- **PROMPT**
I need the records below restated word for word, without their pictures.

>>>>>

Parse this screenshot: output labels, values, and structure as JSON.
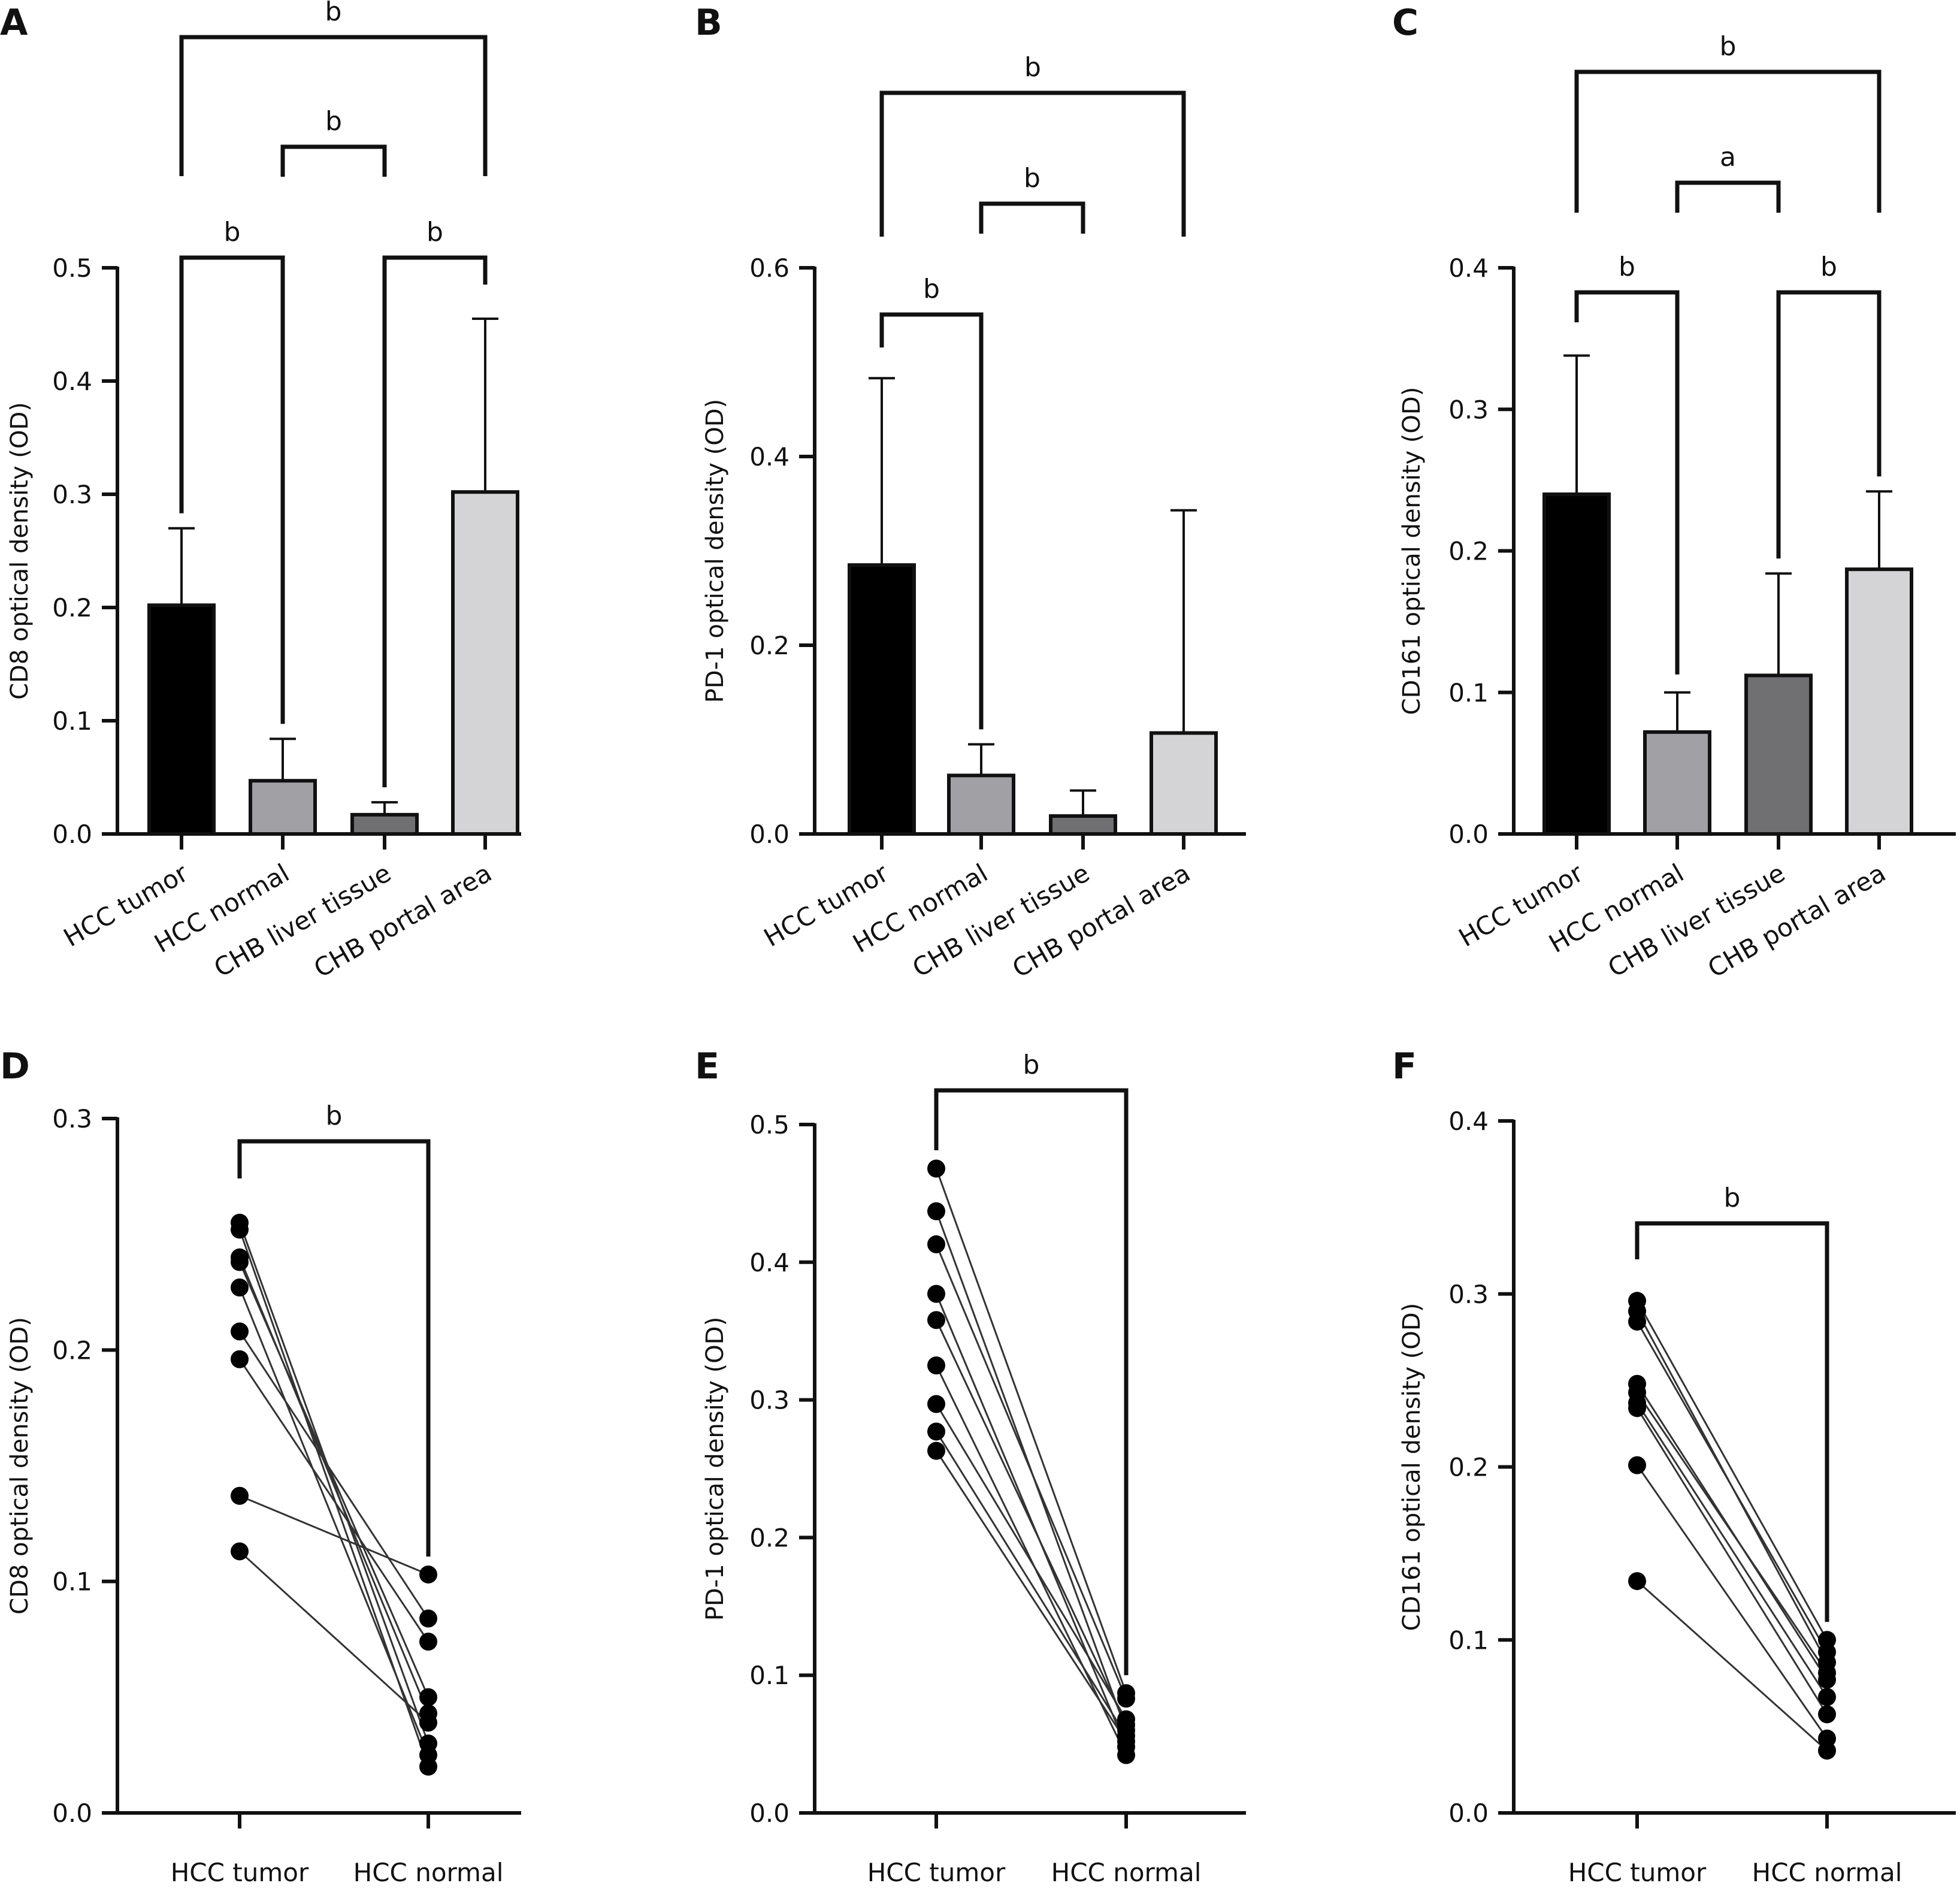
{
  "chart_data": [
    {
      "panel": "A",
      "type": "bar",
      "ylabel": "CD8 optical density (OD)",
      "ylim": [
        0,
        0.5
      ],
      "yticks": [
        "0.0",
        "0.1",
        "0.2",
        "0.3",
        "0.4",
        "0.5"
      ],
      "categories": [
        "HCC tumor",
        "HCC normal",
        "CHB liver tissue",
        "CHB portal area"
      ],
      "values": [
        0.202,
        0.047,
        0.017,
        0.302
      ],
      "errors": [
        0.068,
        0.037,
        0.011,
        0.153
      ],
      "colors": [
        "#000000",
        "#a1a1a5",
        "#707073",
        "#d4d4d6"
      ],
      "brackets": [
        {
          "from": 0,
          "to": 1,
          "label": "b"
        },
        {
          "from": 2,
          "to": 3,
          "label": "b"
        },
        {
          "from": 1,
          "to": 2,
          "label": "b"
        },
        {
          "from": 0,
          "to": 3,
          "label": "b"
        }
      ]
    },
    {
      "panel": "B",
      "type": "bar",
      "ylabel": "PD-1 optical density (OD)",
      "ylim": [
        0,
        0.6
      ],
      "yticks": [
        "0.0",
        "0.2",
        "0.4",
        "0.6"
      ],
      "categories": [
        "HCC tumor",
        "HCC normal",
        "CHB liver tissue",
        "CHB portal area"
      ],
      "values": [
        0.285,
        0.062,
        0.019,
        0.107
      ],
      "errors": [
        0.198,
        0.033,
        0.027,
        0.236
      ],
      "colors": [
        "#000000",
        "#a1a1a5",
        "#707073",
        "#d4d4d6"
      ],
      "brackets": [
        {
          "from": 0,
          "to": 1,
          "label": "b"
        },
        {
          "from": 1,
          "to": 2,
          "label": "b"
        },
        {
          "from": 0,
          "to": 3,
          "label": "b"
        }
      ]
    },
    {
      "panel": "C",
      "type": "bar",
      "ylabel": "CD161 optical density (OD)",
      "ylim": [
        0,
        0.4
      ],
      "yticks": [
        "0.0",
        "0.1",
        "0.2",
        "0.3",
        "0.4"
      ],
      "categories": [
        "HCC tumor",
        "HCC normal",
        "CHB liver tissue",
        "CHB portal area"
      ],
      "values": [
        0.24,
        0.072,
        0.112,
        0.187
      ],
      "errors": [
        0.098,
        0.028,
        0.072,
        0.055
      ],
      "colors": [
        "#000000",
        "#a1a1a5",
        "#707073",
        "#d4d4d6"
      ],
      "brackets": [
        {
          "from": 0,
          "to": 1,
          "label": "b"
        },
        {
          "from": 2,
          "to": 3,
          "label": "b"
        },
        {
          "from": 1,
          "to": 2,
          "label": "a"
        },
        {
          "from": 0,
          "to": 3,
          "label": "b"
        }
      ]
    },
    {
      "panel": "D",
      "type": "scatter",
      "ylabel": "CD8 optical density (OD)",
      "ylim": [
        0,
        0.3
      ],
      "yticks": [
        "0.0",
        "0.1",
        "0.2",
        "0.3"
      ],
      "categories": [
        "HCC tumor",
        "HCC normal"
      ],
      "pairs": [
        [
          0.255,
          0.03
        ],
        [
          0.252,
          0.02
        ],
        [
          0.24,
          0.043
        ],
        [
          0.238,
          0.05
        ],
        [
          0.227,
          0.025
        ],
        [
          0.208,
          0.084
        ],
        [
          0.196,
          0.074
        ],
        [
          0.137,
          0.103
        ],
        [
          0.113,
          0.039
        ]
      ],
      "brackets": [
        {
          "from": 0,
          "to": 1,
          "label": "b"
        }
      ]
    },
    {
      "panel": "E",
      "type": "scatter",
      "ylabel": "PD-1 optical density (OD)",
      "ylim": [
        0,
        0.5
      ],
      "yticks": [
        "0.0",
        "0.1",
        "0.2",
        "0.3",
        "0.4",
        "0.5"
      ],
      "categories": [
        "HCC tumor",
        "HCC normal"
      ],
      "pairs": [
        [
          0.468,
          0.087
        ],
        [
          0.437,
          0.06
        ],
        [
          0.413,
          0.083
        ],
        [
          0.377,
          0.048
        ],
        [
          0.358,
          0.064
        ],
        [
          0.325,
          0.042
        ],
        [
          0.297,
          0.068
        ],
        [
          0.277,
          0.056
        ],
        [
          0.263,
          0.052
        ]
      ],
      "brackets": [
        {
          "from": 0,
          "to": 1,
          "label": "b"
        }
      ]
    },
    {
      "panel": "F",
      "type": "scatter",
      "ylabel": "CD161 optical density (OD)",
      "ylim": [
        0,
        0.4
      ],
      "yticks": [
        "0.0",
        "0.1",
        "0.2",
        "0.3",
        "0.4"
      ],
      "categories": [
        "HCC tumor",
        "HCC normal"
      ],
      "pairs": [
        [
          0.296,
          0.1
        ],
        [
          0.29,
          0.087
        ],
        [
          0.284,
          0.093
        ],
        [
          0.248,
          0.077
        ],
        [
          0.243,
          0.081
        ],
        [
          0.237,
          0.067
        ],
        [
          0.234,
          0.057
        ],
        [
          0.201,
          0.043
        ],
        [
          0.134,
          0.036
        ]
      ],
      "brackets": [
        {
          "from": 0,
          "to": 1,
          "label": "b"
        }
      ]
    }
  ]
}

<<<<<

- **TASK ANSWER**
Parse this screenshot: output labels, values, and structure as JSON.
{
  "chart_data": [
    {
      "panel": "A",
      "type": "bar",
      "ylabel": "CD8 optical density (OD)",
      "ylim": [
        0,
        0.5
      ],
      "yticks": [
        "0.0",
        "0.1",
        "0.2",
        "0.3",
        "0.4",
        "0.5"
      ],
      "categories": [
        "HCC tumor",
        "HCC normal",
        "CHB liver tissue",
        "CHB portal area"
      ],
      "values": [
        0.202,
        0.047,
        0.017,
        0.302
      ],
      "errors": [
        0.068,
        0.037,
        0.011,
        0.153
      ],
      "colors": [
        "#000000",
        "#a1a1a5",
        "#707073",
        "#d4d4d6"
      ],
      "brackets": [
        {
          "from": 0,
          "to": 1,
          "label": "b"
        },
        {
          "from": 2,
          "to": 3,
          "label": "b"
        },
        {
          "from": 1,
          "to": 2,
          "label": "b"
        },
        {
          "from": 0,
          "to": 3,
          "label": "b"
        }
      ]
    },
    {
      "panel": "B",
      "type": "bar",
      "ylabel": "PD-1 optical density (OD)",
      "ylim": [
        0,
        0.6
      ],
      "yticks": [
        "0.0",
        "0.2",
        "0.4",
        "0.6"
      ],
      "categories": [
        "HCC tumor",
        "HCC normal",
        "CHB liver tissue",
        "CHB portal area"
      ],
      "values": [
        0.285,
        0.062,
        0.019,
        0.107
      ],
      "errors": [
        0.198,
        0.033,
        0.027,
        0.236
      ],
      "colors": [
        "#000000",
        "#a1a1a5",
        "#707073",
        "#d4d4d6"
      ],
      "brackets": [
        {
          "from": 0,
          "to": 1,
          "label": "b"
        },
        {
          "from": 1,
          "to": 2,
          "label": "b"
        },
        {
          "from": 0,
          "to": 3,
          "label": "b"
        }
      ]
    },
    {
      "panel": "C",
      "type": "bar",
      "ylabel": "CD161 optical density (OD)",
      "ylim": [
        0,
        0.4
      ],
      "yticks": [
        "0.0",
        "0.1",
        "0.2",
        "0.3",
        "0.4"
      ],
      "categories": [
        "HCC tumor",
        "HCC normal",
        "CHB liver tissue",
        "CHB portal area"
      ],
      "values": [
        0.24,
        0.072,
        0.112,
        0.187
      ],
      "errors": [
        0.098,
        0.028,
        0.072,
        0.055
      ],
      "colors": [
        "#000000",
        "#a1a1a5",
        "#707073",
        "#d4d4d6"
      ],
      "brackets": [
        {
          "from": 0,
          "to": 1,
          "label": "b"
        },
        {
          "from": 2,
          "to": 3,
          "label": "b"
        },
        {
          "from": 1,
          "to": 2,
          "label": "a"
        },
        {
          "from": 0,
          "to": 3,
          "label": "b"
        }
      ]
    },
    {
      "panel": "D",
      "type": "scatter",
      "ylabel": "CD8 optical density (OD)",
      "ylim": [
        0,
        0.3
      ],
      "yticks": [
        "0.0",
        "0.1",
        "0.2",
        "0.3"
      ],
      "categories": [
        "HCC tumor",
        "HCC normal"
      ],
      "pairs": [
        [
          0.255,
          0.03
        ],
        [
          0.252,
          0.02
        ],
        [
          0.24,
          0.043
        ],
        [
          0.238,
          0.05
        ],
        [
          0.227,
          0.025
        ],
        [
          0.208,
          0.084
        ],
        [
          0.196,
          0.074
        ],
        [
          0.137,
          0.103
        ],
        [
          0.113,
          0.039
        ]
      ],
      "brackets": [
        {
          "from": 0,
          "to": 1,
          "label": "b"
        }
      ]
    },
    {
      "panel": "E",
      "type": "scatter",
      "ylabel": "PD-1 optical density (OD)",
      "ylim": [
        0,
        0.5
      ],
      "yticks": [
        "0.0",
        "0.1",
        "0.2",
        "0.3",
        "0.4",
        "0.5"
      ],
      "categories": [
        "HCC tumor",
        "HCC normal"
      ],
      "pairs": [
        [
          0.468,
          0.087
        ],
        [
          0.437,
          0.06
        ],
        [
          0.413,
          0.083
        ],
        [
          0.377,
          0.048
        ],
        [
          0.358,
          0.064
        ],
        [
          0.325,
          0.042
        ],
        [
          0.297,
          0.068
        ],
        [
          0.277,
          0.056
        ],
        [
          0.263,
          0.052
        ]
      ],
      "brackets": [
        {
          "from": 0,
          "to": 1,
          "label": "b"
        }
      ]
    },
    {
      "panel": "F",
      "type": "scatter",
      "ylabel": "CD161 optical density (OD)",
      "ylim": [
        0,
        0.4
      ],
      "yticks": [
        "0.0",
        "0.1",
        "0.2",
        "0.3",
        "0.4"
      ],
      "categories": [
        "HCC tumor",
        "HCC normal"
      ],
      "pairs": [
        [
          0.296,
          0.1
        ],
        [
          0.29,
          0.087
        ],
        [
          0.284,
          0.093
        ],
        [
          0.248,
          0.077
        ],
        [
          0.243,
          0.081
        ],
        [
          0.237,
          0.067
        ],
        [
          0.234,
          0.057
        ],
        [
          0.201,
          0.043
        ],
        [
          0.134,
          0.036
        ]
      ],
      "brackets": [
        {
          "from": 0,
          "to": 1,
          "label": "b"
        }
      ]
    }
  ]
}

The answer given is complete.